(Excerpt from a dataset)
——————————

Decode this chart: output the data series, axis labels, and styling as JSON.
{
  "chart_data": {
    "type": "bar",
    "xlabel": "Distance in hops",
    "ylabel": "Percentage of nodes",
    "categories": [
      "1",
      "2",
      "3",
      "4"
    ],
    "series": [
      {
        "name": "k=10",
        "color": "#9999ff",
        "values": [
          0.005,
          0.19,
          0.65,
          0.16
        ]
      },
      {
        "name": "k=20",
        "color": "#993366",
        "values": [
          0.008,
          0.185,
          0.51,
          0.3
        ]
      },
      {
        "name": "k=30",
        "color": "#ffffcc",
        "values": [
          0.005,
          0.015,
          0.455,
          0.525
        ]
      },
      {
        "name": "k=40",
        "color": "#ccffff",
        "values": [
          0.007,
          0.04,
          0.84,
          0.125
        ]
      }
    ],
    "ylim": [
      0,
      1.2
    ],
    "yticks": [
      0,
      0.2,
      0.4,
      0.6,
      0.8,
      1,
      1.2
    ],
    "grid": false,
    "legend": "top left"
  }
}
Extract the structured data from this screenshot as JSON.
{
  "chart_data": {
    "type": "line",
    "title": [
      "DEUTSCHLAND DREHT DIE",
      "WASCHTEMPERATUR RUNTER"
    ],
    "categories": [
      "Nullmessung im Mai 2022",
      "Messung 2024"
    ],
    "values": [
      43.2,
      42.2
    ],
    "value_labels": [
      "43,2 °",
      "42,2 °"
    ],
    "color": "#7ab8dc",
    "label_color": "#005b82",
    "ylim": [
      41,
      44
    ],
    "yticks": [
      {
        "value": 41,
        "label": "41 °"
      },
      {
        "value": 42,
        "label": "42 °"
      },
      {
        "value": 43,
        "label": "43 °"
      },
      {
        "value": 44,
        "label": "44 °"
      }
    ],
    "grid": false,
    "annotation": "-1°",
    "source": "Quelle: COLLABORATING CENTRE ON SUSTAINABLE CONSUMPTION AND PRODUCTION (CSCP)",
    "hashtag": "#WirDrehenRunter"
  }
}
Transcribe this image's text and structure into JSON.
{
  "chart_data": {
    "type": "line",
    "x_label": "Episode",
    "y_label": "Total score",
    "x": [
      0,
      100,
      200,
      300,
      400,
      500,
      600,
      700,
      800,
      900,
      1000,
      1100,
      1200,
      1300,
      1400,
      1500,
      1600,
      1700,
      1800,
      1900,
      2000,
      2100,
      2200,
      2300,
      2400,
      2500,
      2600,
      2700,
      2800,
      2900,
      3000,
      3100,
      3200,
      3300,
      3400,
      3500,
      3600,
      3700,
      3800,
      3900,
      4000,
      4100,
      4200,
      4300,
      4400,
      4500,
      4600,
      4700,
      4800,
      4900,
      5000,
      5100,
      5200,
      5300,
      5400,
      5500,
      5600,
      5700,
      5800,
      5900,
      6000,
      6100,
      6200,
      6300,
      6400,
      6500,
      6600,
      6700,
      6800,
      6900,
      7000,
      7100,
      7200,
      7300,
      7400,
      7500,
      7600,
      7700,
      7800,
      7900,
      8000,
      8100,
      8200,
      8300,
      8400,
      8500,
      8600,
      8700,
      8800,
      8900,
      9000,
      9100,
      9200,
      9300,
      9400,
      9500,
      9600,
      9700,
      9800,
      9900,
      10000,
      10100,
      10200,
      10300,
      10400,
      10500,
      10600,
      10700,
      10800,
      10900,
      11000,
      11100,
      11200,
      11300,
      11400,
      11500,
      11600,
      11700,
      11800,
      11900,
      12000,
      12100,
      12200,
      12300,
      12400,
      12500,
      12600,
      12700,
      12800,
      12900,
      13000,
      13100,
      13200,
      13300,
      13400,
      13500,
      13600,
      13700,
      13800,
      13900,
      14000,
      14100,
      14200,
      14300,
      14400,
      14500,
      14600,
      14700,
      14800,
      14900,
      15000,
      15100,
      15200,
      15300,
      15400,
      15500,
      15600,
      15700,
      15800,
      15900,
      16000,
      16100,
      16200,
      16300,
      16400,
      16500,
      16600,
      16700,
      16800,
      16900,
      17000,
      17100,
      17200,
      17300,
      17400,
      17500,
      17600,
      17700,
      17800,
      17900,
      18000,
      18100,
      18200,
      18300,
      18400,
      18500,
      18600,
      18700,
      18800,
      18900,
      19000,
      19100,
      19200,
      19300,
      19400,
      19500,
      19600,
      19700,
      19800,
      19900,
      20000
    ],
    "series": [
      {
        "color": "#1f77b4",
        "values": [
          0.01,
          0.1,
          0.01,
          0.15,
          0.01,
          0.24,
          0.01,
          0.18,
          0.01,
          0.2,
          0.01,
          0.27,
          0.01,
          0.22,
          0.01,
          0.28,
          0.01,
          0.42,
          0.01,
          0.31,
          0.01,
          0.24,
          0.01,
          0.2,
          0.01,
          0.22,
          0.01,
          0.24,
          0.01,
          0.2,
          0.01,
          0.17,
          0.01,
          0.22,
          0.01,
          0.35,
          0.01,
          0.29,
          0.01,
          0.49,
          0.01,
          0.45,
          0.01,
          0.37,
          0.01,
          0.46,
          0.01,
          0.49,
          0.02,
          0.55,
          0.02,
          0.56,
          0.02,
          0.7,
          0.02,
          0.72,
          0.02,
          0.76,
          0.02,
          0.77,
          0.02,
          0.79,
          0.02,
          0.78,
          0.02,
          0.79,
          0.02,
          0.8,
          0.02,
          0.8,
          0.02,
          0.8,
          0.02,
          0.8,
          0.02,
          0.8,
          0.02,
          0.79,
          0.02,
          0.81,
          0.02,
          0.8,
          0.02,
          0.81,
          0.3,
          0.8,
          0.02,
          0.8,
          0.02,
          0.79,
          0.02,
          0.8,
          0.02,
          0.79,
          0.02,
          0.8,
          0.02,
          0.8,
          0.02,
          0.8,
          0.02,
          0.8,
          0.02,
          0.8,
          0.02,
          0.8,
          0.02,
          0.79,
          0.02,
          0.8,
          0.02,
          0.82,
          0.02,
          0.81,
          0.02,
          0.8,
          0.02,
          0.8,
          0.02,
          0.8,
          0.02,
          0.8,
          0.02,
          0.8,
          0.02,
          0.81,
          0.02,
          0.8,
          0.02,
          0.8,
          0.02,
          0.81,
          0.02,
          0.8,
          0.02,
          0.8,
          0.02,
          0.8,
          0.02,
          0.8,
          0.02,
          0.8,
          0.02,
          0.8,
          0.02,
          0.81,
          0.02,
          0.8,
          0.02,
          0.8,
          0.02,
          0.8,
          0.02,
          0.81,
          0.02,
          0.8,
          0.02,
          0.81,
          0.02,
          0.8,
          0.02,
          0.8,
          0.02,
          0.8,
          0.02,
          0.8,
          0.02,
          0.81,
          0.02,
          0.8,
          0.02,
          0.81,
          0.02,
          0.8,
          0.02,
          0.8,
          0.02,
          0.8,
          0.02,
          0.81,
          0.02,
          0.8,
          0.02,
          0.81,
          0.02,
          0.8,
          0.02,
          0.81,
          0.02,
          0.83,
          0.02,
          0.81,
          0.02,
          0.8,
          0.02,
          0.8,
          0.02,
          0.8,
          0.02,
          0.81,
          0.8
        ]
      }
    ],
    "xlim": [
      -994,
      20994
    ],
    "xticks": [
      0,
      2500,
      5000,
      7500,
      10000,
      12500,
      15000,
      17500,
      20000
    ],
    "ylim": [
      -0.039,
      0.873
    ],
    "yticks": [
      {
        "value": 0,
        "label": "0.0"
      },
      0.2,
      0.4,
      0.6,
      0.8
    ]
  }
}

——————————

GIVEN REQUEST: All of the data needs to be reproduced exactly, with no line missing.

ANSWER TO THE EXERCISE:
Decode this chart: output the data series, axis labels, and styling as JSON.
{
  "chart_data": {
    "type": "bar",
    "xlabel": "Distance in hops",
    "ylabel": "Percentage of nodes",
    "categories": [
      "1",
      "2",
      "3",
      "4"
    ],
    "series": [
      {
        "name": "k=10",
        "color": "#9999ff",
        "values": [
          0.005,
          0.19,
          0.65,
          0.16
        ]
      },
      {
        "name": "k=20",
        "color": "#993366",
        "values": [
          0.008,
          0.185,
          0.51,
          0.3
        ]
      },
      {
        "name": "k=30",
        "color": "#ffffcc",
        "values": [
          0.005,
          0.015,
          0.455,
          0.525
        ]
      },
      {
        "name": "k=40",
        "color": "#ccffff",
        "values": [
          0.007,
          0.04,
          0.84,
          0.125
        ]
      }
    ],
    "ylim": [
      0,
      1.2
    ],
    "yticks": [
      0,
      0.2,
      0.4,
      0.6,
      0.8,
      1,
      1.2
    ],
    "grid": false,
    "legend": "top left"
  }
}
Extract the structured data from this screenshot as JSON.
{
  "chart_data": {
    "type": "line",
    "title": [
      "DEUTSCHLAND DREHT DIE",
      "WASCHTEMPERATUR RUNTER"
    ],
    "categories": [
      "Nullmessung im Mai 2022",
      "Messung 2024"
    ],
    "values": [
      43.2,
      42.2
    ],
    "value_labels": [
      "43,2 °",
      "42,2 °"
    ],
    "color": "#7ab8dc",
    "label_color": "#005b82",
    "ylim": [
      41,
      44
    ],
    "yticks": [
      {
        "value": 41,
        "label": "41 °"
      },
      {
        "value": 42,
        "label": "42 °"
      },
      {
        "value": 43,
        "label": "43 °"
      },
      {
        "value": 44,
        "label": "44 °"
      }
    ],
    "grid": false,
    "annotation": "-1°",
    "source": "Quelle: COLLABORATING CENTRE ON SUSTAINABLE CONSUMPTION AND PRODUCTION (CSCP)",
    "hashtag": "#WirDrehenRunter"
  }
}
Transcribe this image's text and structure into JSON.
{
  "chart_data": {
    "type": "line",
    "x_label": "Episode",
    "y_label": "Total score",
    "x": [
      0,
      100,
      200,
      300,
      400,
      500,
      600,
      700,
      800,
      900,
      1000,
      1100,
      1200,
      1300,
      1400,
      1500,
      1600,
      1700,
      1800,
      1900,
      2000,
      2100,
      2200,
      2300,
      2400,
      2500,
      2600,
      2700,
      2800,
      2900,
      3000,
      3100,
      3200,
      3300,
      3400,
      3500,
      3600,
      3700,
      3800,
      3900,
      4000,
      4100,
      4200,
      4300,
      4400,
      4500,
      4600,
      4700,
      4800,
      4900,
      5000,
      5100,
      5200,
      5300,
      5400,
      5500,
      5600,
      5700,
      5800,
      5900,
      6000,
      6100,
      6200,
      6300,
      6400,
      6500,
      6600,
      6700,
      6800,
      6900,
      7000,
      7100,
      7200,
      7300,
      7400,
      7500,
      7600,
      7700,
      7800,
      7900,
      8000,
      8100,
      8200,
      8300,
      8400,
      8500,
      8600,
      8700,
      8800,
      8900,
      9000,
      9100,
      9200,
      9300,
      9400,
      9500,
      9600,
      9700,
      9800,
      9900,
      10000,
      10100,
      10200,
      10300,
      10400,
      10500,
      10600,
      10700,
      10800,
      10900,
      11000,
      11100,
      11200,
      11300,
      11400,
      11500,
      11600,
      11700,
      11800,
      11900,
      12000,
      12100,
      12200,
      12300,
      12400,
      12500,
      12600,
      12700,
      12800,
      12900,
      13000,
      13100,
      13200,
      13300,
      13400,
      13500,
      13600,
      13700,
      13800,
      13900,
      14000,
      14100,
      14200,
      14300,
      14400,
      14500,
      14600,
      14700,
      14800,
      14900,
      15000,
      15100,
      15200,
      15300,
      15400,
      15500,
      15600,
      15700,
      15800,
      15900,
      16000,
      16100,
      16200,
      16300,
      16400,
      16500,
      16600,
      16700,
      16800,
      16900,
      17000,
      17100,
      17200,
      17300,
      17400,
      17500,
      17600,
      17700,
      17800,
      17900,
      18000,
      18100,
      18200,
      18300,
      18400,
      18500,
      18600,
      18700,
      18800,
      18900,
      19000,
      19100,
      19200,
      19300,
      19400,
      19500,
      19600,
      19700,
      19800,
      19900,
      20000
    ],
    "series": [
      {
        "color": "#1f77b4",
        "values": [
          0.01,
          0.1,
          0.01,
          0.15,
          0.01,
          0.24,
          0.01,
          0.18,
          0.01,
          0.2,
          0.01,
          0.27,
          0.01,
          0.22,
          0.01,
          0.28,
          0.01,
          0.42,
          0.01,
          0.31,
          0.01,
          0.24,
          0.01,
          0.2,
          0.01,
          0.22,
          0.01,
          0.24,
          0.01,
          0.2,
          0.01,
          0.17,
          0.01,
          0.22,
          0.01,
          0.35,
          0.01,
          0.29,
          0.01,
          0.49,
          0.01,
          0.45,
          0.01,
          0.37,
          0.01,
          0.46,
          0.01,
          0.49,
          0.02,
          0.55,
          0.02,
          0.56,
          0.02,
          0.7,
          0.02,
          0.72,
          0.02,
          0.76,
          0.02,
          0.77,
          0.02,
          0.79,
          0.02,
          0.78,
          0.02,
          0.79,
          0.02,
          0.8,
          0.02,
          0.8,
          0.02,
          0.8,
          0.02,
          0.8,
          0.02,
          0.8,
          0.02,
          0.79,
          0.02,
          0.81,
          0.02,
          0.8,
          0.02,
          0.81,
          0.3,
          0.8,
          0.02,
          0.8,
          0.02,
          0.79,
          0.02,
          0.8,
          0.02,
          0.79,
          0.02,
          0.8,
          0.02,
          0.8,
          0.02,
          0.8,
          0.02,
          0.8,
          0.02,
          0.8,
          0.02,
          0.8,
          0.02,
          0.79,
          0.02,
          0.8,
          0.02,
          0.82,
          0.02,
          0.81,
          0.02,
          0.8,
          0.02,
          0.8,
          0.02,
          0.8,
          0.02,
          0.8,
          0.02,
          0.8,
          0.02,
          0.81,
          0.02,
          0.8,
          0.02,
          0.8,
          0.02,
          0.81,
          0.02,
          0.8,
          0.02,
          0.8,
          0.02,
          0.8,
          0.02,
          0.8,
          0.02,
          0.8,
          0.02,
          0.8,
          0.02,
          0.81,
          0.02,
          0.8,
          0.02,
          0.8,
          0.02,
          0.8,
          0.02,
          0.81,
          0.02,
          0.8,
          0.02,
          0.81,
          0.02,
          0.8,
          0.02,
          0.8,
          0.02,
          0.8,
          0.02,
          0.8,
          0.02,
          0.81,
          0.02,
          0.8,
          0.02,
          0.81,
          0.02,
          0.8,
          0.02,
          0.8,
          0.02,
          0.8,
          0.02,
          0.81,
          0.02,
          0.8,
          0.02,
          0.81,
          0.02,
          0.8,
          0.02,
          0.81,
          0.02,
          0.83,
          0.02,
          0.81,
          0.02,
          0.8,
          0.02,
          0.8,
          0.02,
          0.8,
          0.02,
          0.81,
          0.8
        ]
      }
    ],
    "xlim": [
      -994,
      20994
    ],
    "xticks": [
      0,
      2500,
      5000,
      7500,
      10000,
      12500,
      15000,
      17500,
      20000
    ],
    "ylim": [
      -0.039,
      0.873
    ],
    "yticks": [
      {
        "value": 0,
        "label": "0.0"
      },
      0.2,
      0.4,
      0.6,
      0.8
    ]
  }
}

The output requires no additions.